Show every line that has the string "network" in it.

--- Begin INPUT RECORDS ---

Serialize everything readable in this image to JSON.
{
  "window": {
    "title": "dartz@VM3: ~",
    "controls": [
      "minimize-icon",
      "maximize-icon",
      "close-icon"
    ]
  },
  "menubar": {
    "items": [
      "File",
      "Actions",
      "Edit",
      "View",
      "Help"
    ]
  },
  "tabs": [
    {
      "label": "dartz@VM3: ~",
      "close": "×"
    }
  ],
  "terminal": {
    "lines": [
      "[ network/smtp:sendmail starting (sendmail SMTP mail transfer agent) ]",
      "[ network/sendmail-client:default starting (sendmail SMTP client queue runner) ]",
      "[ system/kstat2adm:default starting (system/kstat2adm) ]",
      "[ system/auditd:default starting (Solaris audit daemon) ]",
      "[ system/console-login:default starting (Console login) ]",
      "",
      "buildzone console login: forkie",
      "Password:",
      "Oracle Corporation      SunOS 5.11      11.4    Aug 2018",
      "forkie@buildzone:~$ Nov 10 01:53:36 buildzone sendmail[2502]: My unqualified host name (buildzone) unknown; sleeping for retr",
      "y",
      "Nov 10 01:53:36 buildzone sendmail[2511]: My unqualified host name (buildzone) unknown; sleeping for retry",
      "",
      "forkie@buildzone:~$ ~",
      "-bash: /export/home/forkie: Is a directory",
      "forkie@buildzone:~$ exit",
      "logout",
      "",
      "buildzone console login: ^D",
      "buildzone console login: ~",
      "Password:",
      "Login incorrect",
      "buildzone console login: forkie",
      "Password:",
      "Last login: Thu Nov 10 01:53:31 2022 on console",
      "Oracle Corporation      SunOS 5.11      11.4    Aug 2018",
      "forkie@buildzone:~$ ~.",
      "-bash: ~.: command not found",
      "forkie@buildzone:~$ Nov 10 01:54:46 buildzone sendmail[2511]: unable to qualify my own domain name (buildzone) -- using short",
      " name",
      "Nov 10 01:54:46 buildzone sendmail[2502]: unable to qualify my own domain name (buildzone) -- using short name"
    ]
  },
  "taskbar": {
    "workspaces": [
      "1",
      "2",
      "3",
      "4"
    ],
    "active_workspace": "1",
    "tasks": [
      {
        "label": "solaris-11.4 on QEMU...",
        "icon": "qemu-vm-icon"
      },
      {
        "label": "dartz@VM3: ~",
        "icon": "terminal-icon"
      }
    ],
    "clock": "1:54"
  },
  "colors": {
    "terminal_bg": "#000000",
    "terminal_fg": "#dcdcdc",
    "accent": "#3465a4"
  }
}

--- End INPUT RECORDS ---

### EXERCISE RESULT
      "[ network/smtp:sendmail starting (sendmail SMTP mail transfer agent) ]",
      "[ network/sendmail-client:default starting (sendmail SMTP client queue runner) ]",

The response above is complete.